EXERCISE OBJECTIVE: In the data below, find each line containing the string "doge" and return it.

DATASET EXTRACT:
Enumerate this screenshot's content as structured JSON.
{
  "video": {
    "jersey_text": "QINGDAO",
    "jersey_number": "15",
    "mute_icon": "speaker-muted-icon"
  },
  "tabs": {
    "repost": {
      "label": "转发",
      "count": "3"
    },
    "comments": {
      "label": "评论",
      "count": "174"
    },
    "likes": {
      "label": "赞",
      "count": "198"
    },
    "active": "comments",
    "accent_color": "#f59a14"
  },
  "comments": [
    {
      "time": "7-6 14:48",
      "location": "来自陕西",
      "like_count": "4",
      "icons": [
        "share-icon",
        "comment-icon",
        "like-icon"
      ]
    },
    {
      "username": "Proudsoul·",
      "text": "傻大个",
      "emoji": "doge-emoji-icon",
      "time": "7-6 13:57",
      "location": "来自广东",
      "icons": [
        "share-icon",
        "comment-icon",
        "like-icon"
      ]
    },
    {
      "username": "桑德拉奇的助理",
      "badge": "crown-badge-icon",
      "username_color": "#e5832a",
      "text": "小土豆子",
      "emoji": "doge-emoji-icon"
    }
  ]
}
==
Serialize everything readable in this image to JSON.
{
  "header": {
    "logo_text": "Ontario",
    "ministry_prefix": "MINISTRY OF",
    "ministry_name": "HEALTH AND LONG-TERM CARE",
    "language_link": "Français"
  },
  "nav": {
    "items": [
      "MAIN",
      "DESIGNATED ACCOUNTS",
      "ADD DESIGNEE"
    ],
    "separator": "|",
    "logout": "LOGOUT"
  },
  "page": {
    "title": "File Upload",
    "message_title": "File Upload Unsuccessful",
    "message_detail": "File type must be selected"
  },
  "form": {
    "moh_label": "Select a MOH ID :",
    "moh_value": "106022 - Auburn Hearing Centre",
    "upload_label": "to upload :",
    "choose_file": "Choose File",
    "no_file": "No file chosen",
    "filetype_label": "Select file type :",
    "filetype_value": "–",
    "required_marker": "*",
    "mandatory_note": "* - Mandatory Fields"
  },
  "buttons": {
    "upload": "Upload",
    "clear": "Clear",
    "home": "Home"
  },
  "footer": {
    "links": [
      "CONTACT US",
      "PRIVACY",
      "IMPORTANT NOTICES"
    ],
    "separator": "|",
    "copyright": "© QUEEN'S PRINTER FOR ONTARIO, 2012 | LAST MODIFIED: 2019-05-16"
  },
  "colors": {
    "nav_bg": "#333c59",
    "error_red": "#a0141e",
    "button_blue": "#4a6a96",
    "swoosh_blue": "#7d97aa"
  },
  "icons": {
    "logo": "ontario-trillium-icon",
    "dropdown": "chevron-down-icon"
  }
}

FULL OUTPUT:
      "emoji": "doge-emoji-icon",
      "emoji": "doge-emoji-icon"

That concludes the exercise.